◆ Task statement ◆
From the listing that follows, extract every line and set it down unaltered.

◆ Data to use ◆
'''
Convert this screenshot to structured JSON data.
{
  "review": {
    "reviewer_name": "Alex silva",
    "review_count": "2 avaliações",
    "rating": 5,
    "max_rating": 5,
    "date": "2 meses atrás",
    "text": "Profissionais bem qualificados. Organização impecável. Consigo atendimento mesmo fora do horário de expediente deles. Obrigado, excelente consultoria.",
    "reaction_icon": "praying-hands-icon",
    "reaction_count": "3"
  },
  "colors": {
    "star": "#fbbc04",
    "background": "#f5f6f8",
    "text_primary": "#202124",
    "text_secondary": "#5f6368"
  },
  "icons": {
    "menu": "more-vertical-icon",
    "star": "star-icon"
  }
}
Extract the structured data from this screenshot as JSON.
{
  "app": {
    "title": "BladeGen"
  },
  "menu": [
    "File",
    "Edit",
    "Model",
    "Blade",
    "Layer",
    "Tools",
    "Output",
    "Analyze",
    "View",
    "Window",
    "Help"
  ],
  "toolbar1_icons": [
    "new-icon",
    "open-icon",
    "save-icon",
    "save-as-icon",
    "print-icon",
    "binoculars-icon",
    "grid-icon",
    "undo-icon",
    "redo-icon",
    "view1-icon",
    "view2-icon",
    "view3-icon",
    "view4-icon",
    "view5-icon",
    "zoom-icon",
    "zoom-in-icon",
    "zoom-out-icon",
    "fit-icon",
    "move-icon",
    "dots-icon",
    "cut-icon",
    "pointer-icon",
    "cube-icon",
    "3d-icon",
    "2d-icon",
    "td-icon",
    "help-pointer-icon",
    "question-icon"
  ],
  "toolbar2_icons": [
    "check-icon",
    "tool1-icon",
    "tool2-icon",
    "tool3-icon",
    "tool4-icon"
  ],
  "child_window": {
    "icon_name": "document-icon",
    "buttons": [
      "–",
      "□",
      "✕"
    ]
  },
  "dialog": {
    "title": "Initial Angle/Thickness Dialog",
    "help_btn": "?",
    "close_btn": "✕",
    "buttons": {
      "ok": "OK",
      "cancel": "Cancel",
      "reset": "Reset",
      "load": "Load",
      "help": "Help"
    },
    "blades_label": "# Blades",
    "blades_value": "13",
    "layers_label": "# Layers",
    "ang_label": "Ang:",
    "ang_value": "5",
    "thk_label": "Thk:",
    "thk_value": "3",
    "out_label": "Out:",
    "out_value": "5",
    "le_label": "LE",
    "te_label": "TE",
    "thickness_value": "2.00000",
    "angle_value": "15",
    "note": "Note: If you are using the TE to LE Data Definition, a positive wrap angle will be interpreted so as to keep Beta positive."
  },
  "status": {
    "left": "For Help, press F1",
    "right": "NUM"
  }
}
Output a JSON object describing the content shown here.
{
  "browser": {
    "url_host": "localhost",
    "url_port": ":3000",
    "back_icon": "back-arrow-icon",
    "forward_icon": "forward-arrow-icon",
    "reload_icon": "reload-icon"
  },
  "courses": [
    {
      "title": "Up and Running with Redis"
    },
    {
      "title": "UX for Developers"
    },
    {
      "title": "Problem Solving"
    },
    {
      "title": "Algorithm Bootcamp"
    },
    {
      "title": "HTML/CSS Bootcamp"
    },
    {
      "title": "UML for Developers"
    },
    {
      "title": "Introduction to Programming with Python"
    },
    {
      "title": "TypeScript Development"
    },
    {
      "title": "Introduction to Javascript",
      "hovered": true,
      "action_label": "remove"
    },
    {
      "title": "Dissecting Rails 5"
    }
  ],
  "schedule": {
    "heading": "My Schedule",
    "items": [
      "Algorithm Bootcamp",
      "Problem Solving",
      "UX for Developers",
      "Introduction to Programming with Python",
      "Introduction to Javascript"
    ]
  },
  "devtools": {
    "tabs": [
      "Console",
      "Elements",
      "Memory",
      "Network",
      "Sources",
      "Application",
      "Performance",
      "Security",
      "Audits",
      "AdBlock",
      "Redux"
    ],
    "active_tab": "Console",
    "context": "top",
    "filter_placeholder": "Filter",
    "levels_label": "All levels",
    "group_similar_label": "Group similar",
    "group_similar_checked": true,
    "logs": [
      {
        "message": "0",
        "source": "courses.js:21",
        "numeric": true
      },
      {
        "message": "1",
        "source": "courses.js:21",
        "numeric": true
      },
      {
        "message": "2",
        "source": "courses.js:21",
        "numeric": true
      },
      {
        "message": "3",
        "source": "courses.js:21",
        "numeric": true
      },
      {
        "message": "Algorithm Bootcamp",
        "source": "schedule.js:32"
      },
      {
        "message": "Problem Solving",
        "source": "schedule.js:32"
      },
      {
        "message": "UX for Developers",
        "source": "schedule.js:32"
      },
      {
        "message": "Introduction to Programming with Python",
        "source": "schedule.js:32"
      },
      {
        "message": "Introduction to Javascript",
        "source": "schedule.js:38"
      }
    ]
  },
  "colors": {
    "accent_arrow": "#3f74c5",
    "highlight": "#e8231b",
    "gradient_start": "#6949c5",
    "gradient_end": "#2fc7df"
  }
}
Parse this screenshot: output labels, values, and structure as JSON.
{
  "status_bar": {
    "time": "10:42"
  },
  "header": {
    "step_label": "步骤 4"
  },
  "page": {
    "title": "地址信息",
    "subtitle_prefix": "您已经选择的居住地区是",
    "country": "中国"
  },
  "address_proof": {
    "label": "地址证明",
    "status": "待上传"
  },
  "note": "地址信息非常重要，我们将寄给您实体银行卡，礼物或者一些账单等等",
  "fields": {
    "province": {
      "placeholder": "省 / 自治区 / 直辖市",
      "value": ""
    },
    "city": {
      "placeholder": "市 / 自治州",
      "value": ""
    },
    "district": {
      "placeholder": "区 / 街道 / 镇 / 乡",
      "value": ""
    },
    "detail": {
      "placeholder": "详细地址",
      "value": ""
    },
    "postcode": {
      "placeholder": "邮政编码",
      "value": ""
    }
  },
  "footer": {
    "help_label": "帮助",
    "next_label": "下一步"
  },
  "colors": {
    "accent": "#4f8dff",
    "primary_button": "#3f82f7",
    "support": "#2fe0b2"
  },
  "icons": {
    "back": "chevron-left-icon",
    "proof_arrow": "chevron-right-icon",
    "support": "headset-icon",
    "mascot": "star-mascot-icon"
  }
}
'''
◆ Output of the task ◆
Convert this screenshot to structured JSON data.
{
  "review": {
    "reviewer_name": "Alex silva",
    "review_count": "2 avaliações",
    "rating": 5,
    "max_rating": 5,
    "date": "2 meses atrás",
    "text": "Profissionais bem qualificados. Organização impecável. Consigo atendimento mesmo fora do horário de expediente deles. Obrigado, excelente consultoria.",
    "reaction_icon": "praying-hands-icon",
    "reaction_count": "3"
  },
  "colors": {
    "star": "#fbbc04",
    "background": "#f5f6f8",
    "text_primary": "#202124",
    "text_secondary": "#5f6368"
  },
  "icons": {
    "menu": "more-vertical-icon",
    "star": "star-icon"
  }
}
Extract the structured data from this screenshot as JSON.
{
  "app": {
    "title": "BladeGen"
  },
  "menu": [
    "File",
    "Edit",
    "Model",
    "Blade",
    "Layer",
    "Tools",
    "Output",
    "Analyze",
    "View",
    "Window",
    "Help"
  ],
  "toolbar1_icons": [
    "new-icon",
    "open-icon",
    "save-icon",
    "save-as-icon",
    "print-icon",
    "binoculars-icon",
    "grid-icon",
    "undo-icon",
    "redo-icon",
    "view1-icon",
    "view2-icon",
    "view3-icon",
    "view4-icon",
    "view5-icon",
    "zoom-icon",
    "zoom-in-icon",
    "zoom-out-icon",
    "fit-icon",
    "move-icon",
    "dots-icon",
    "cut-icon",
    "pointer-icon",
    "cube-icon",
    "3d-icon",
    "2d-icon",
    "td-icon",
    "help-pointer-icon",
    "question-icon"
  ],
  "toolbar2_icons": [
    "check-icon",
    "tool1-icon",
    "tool2-icon",
    "tool3-icon",
    "tool4-icon"
  ],
  "child_window": {
    "icon_name": "document-icon",
    "buttons": [
      "–",
      "□",
      "✕"
    ]
  },
  "dialog": {
    "title": "Initial Angle/Thickness Dialog",
    "help_btn": "?",
    "close_btn": "✕",
    "buttons": {
      "ok": "OK",
      "cancel": "Cancel",
      "reset": "Reset",
      "load": "Load",
      "help": "Help"
    },
    "blades_label": "# Blades",
    "blades_value": "13",
    "layers_label": "# Layers",
    "ang_label": "Ang:",
    "ang_value": "5",
    "thk_label": "Thk:",
    "thk_value": "3",
    "out_label": "Out:",
    "out_value": "5",
    "le_label": "LE",
    "te_label": "TE",
    "thickness_value": "2.00000",
    "angle_value": "15",
    "note": "Note: If you are using the TE to LE Data Definition, a positive wrap angle will be interpreted so as to keep Beta positive."
  },
  "status": {
    "left": "For Help, press F1",
    "right": "NUM"
  }
}
Output a JSON object describing the content shown here.
{
  "browser": {
    "url_host": "localhost",
    "url_port": ":3000",
    "back_icon": "back-arrow-icon",
    "forward_icon": "forward-arrow-icon",
    "reload_icon": "reload-icon"
  },
  "courses": [
    {
      "title": "Up and Running with Redis"
    },
    {
      "title": "UX for Developers"
    },
    {
      "title": "Problem Solving"
    },
    {
      "title": "Algorithm Bootcamp"
    },
    {
      "title": "HTML/CSS Bootcamp"
    },
    {
      "title": "UML for Developers"
    },
    {
      "title": "Introduction to Programming with Python"
    },
    {
      "title": "TypeScript Development"
    },
    {
      "title": "Introduction to Javascript",
      "hovered": true,
      "action_label": "remove"
    },
    {
      "title": "Dissecting Rails 5"
    }
  ],
  "schedule": {
    "heading": "My Schedule",
    "items": [
      "Algorithm Bootcamp",
      "Problem Solving",
      "UX for Developers",
      "Introduction to Programming with Python",
      "Introduction to Javascript"
    ]
  },
  "devtools": {
    "tabs": [
      "Console",
      "Elements",
      "Memory",
      "Network",
      "Sources",
      "Application",
      "Performance",
      "Security",
      "Audits",
      "AdBlock",
      "Redux"
    ],
    "active_tab": "Console",
    "context": "top",
    "filter_placeholder": "Filter",
    "levels_label": "All levels",
    "group_similar_label": "Group similar",
    "group_similar_checked": true,
    "logs": [
      {
        "message": "0",
        "source": "courses.js:21",
        "numeric": true
      },
      {
        "message": "1",
        "source": "courses.js:21",
        "numeric": true
      },
      {
        "message": "2",
        "source": "courses.js:21",
        "numeric": true
      },
      {
        "message": "3",
        "source": "courses.js:21",
        "numeric": true
      },
      {
        "message": "Algorithm Bootcamp",
        "source": "schedule.js:32"
      },
      {
        "message": "Problem Solving",
        "source": "schedule.js:32"
      },
      {
        "message": "UX for Developers",
        "source": "schedule.js:32"
      },
      {
        "message": "Introduction to Programming with Python",
        "source": "schedule.js:32"
      },
      {
        "message": "Introduction to Javascript",
        "source": "schedule.js:38"
      }
    ]
  },
  "colors": {
    "accent_arrow": "#3f74c5",
    "highlight": "#e8231b",
    "gradient_start": "#6949c5",
    "gradient_end": "#2fc7df"
  }
}
Parse this screenshot: output labels, values, and structure as JSON.
{
  "status_bar": {
    "time": "10:42"
  },
  "header": {
    "step_label": "步骤 4"
  },
  "page": {
    "title": "地址信息",
    "subtitle_prefix": "您已经选择的居住地区是",
    "country": "中国"
  },
  "address_proof": {
    "label": "地址证明",
    "status": "待上传"
  },
  "note": "地址信息非常重要，我们将寄给您实体银行卡，礼物或者一些账单等等",
  "fields": {
    "province": {
      "placeholder": "省 / 自治区 / 直辖市",
      "value": ""
    },
    "city": {
      "placeholder": "市 / 自治州",
      "value": ""
    },
    "district": {
      "placeholder": "区 / 街道 / 镇 / 乡",
      "value": ""
    },
    "detail": {
      "placeholder": "详细地址",
      "value": ""
    },
    "postcode": {
      "placeholder": "邮政编码",
      "value": ""
    }
  },
  "footer": {
    "help_label": "帮助",
    "next_label": "下一步"
  },
  "colors": {
    "accent": "#4f8dff",
    "primary_button": "#3f82f7",
    "support": "#2fe0b2"
  },
  "icons": {
    "back": "chevron-left-icon",
    "proof_arrow": "chevron-right-icon",
    "support": "headset-icon",
    "mascot": "star-mascot-icon"
  }
}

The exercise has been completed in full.